Transcribe exactly the entries from the "What does this" line to the end, both included, minus pictures.

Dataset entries
>> BEGIN

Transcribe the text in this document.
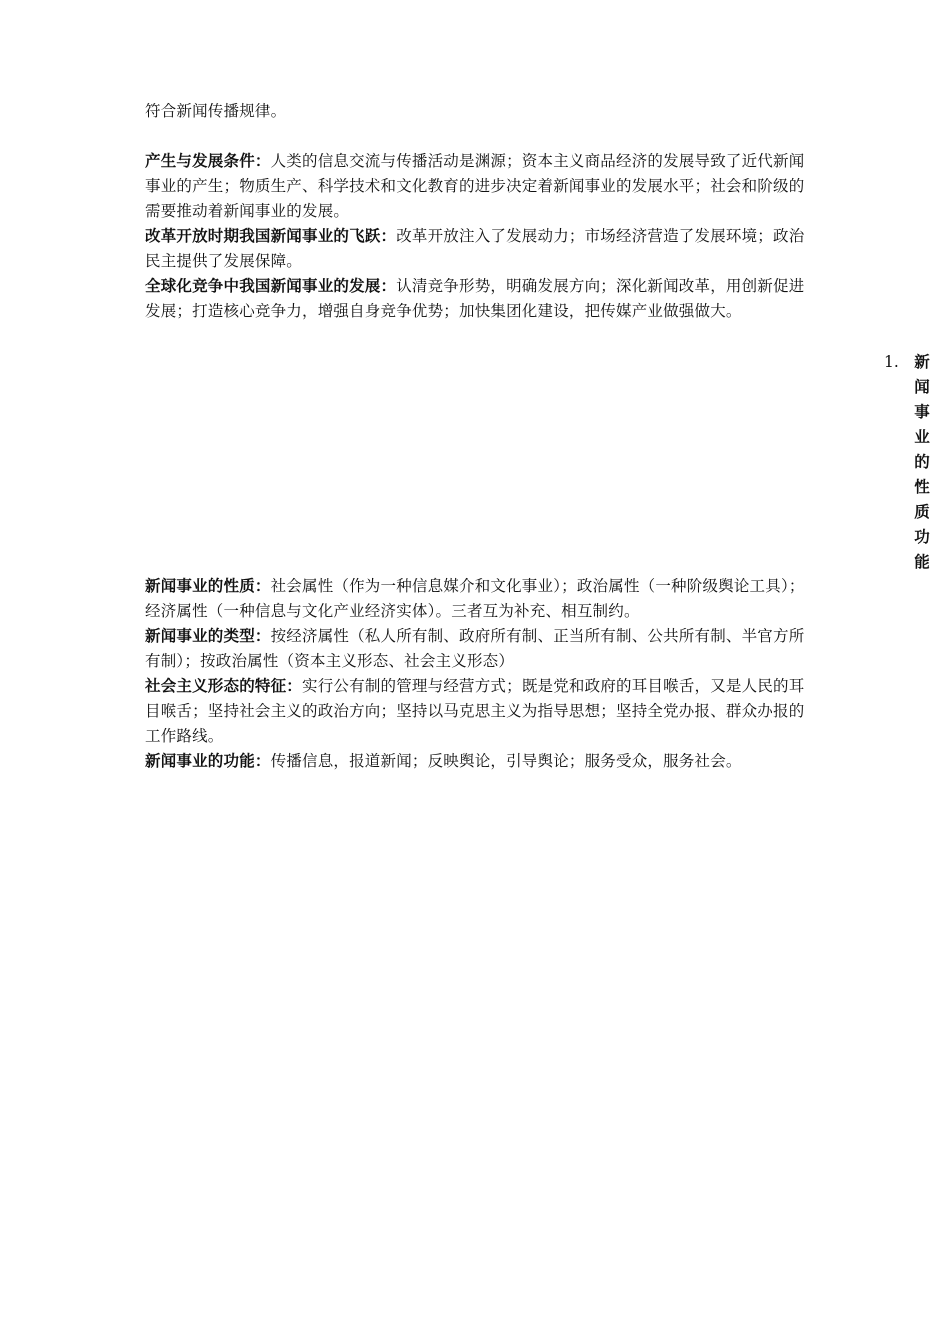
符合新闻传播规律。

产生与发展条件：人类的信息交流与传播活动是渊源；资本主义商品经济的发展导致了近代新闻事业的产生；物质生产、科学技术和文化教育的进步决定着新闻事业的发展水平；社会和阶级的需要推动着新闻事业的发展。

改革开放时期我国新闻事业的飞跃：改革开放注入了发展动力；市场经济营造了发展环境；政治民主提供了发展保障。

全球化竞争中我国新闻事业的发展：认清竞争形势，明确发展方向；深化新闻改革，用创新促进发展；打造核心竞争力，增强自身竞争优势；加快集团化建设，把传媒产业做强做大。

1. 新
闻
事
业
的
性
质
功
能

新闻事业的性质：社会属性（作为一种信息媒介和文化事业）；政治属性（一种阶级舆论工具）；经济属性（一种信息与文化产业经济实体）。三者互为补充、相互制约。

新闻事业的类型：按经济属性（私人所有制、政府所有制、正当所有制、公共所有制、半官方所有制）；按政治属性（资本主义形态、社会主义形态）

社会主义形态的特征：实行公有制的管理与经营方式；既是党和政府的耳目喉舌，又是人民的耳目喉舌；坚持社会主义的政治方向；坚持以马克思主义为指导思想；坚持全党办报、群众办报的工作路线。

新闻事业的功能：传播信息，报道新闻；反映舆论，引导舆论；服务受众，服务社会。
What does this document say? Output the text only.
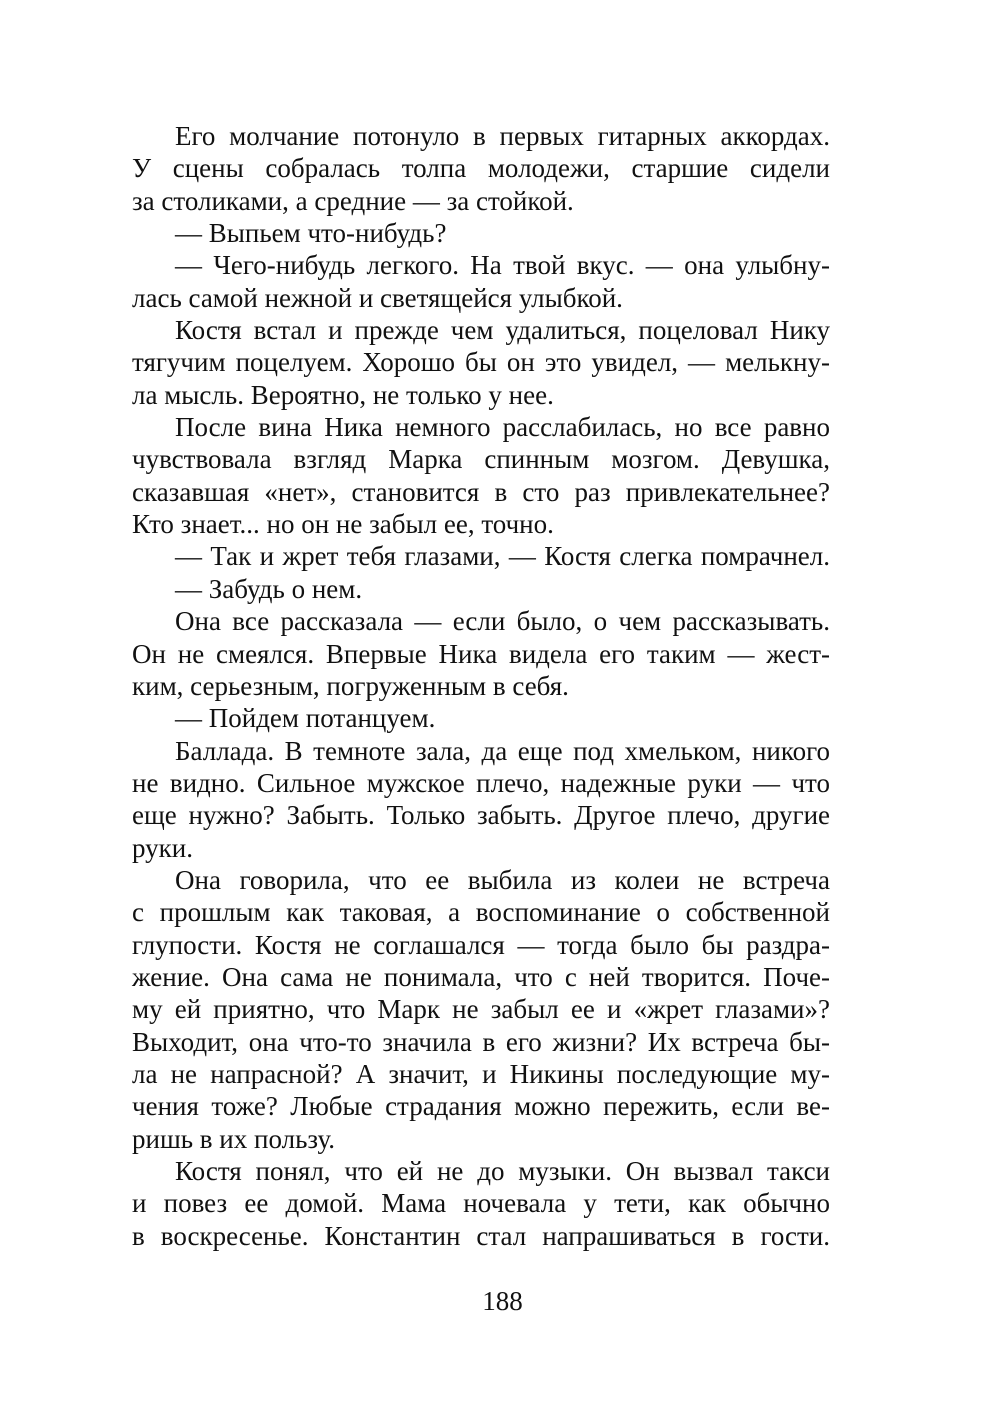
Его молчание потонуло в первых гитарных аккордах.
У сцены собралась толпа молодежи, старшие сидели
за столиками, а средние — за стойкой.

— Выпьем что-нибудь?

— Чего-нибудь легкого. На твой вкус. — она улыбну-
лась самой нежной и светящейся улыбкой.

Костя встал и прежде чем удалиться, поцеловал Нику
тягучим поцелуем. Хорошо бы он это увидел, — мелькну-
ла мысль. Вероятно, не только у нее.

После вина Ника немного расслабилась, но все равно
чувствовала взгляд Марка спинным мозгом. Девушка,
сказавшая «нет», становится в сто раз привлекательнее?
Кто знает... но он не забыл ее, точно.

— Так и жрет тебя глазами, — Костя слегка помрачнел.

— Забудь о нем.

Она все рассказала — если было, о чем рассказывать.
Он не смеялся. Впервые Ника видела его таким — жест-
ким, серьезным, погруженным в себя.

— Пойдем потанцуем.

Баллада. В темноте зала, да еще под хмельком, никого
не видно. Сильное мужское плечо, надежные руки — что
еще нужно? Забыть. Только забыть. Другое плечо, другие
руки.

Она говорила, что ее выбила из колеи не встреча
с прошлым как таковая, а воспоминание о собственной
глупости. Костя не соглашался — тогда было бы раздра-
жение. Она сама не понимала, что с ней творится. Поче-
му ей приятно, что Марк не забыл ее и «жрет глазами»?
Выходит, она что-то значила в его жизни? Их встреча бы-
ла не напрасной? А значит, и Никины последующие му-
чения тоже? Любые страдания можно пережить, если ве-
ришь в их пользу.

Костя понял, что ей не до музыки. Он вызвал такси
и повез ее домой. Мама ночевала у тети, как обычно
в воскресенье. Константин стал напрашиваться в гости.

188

>> END

> **FULL RESPONSE**:
What does this document say? Output the text only.
Его молчание потонуло в первых гитарных аккордах.
У сцены собралась толпа молодежи, старшие сидели
за столиками, а средние — за стойкой.

— Выпьем что-нибудь?

— Чего-нибудь легкого. На твой вкус. — она улыбну-
лась самой нежной и светящейся улыбкой.

Костя встал и прежде чем удалиться, поцеловал Нику
тягучим поцелуем. Хорошо бы он это увидел, — мелькну-
ла мысль. Вероятно, не только у нее.

После вина Ника немного расслабилась, но все равно
чувствовала взгляд Марка спинным мозгом. Девушка,
сказавшая «нет», становится в сто раз привлекательнее?
Кто знает... но он не забыл ее, точно.

— Так и жрет тебя глазами, — Костя слегка помрачнел.

— Забудь о нем.

Она все рассказала — если было, о чем рассказывать.
Он не смеялся. Впервые Ника видела его таким — жест-
ким, серьезным, погруженным в себя.

— Пойдем потанцуем.

Баллада. В темноте зала, да еще под хмельком, никого
не видно. Сильное мужское плечо, надежные руки — что
еще нужно? Забыть. Только забыть. Другое плечо, другие
руки.

Она говорила, что ее выбила из колеи не встреча
с прошлым как таковая, а воспоминание о собственной
глупости. Костя не соглашался — тогда было бы раздра-
жение. Она сама не понимала, что с ней творится. Поче-
му ей приятно, что Марк не забыл ее и «жрет глазами»?
Выходит, она что-то значила в его жизни? Их встреча бы-
ла не напрасной? А значит, и Никины последующие му-
чения тоже? Любые страдания можно пережить, если ве-
ришь в их пользу.

Костя понял, что ей не до музыки. Он вызвал такси
и повез ее домой. Мама ночевала у тети, как обычно
в воскресенье. Константин стал напрашиваться в гости.

188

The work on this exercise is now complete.